- [GOAL] Tally every line featuring "Vánoční", then give that tally alone.

- [RECORDS TO USE]
--*--
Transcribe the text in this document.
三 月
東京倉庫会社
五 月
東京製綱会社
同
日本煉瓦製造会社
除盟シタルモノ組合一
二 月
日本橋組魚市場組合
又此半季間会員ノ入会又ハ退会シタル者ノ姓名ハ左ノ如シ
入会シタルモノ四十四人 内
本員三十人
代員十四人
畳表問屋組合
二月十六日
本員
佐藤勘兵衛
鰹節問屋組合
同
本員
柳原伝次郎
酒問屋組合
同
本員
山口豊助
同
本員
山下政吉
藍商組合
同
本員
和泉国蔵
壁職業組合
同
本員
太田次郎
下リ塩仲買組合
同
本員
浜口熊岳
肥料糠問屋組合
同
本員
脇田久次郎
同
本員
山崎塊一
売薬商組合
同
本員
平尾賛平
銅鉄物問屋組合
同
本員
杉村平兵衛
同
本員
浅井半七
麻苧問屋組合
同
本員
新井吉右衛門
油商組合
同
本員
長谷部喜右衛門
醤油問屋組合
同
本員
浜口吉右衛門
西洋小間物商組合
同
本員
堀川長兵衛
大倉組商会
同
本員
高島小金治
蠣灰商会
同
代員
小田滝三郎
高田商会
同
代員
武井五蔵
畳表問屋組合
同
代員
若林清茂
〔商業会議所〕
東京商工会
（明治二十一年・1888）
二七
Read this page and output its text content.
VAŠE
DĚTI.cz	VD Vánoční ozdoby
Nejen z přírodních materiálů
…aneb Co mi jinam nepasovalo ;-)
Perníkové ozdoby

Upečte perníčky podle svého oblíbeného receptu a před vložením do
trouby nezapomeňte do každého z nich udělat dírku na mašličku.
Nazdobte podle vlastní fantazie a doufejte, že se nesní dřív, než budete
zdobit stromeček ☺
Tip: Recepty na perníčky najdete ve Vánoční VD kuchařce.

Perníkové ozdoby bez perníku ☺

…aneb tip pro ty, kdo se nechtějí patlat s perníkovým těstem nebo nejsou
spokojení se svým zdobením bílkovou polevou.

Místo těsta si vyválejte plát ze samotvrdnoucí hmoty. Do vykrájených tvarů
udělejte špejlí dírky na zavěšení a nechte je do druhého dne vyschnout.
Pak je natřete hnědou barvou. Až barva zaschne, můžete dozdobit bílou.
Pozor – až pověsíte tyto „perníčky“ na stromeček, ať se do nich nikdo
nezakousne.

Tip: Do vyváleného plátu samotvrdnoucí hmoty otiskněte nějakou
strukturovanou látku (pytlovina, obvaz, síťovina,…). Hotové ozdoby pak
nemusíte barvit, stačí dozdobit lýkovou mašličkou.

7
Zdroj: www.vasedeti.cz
--*--
- [RESPONSE TO THIS EXERCISE] 2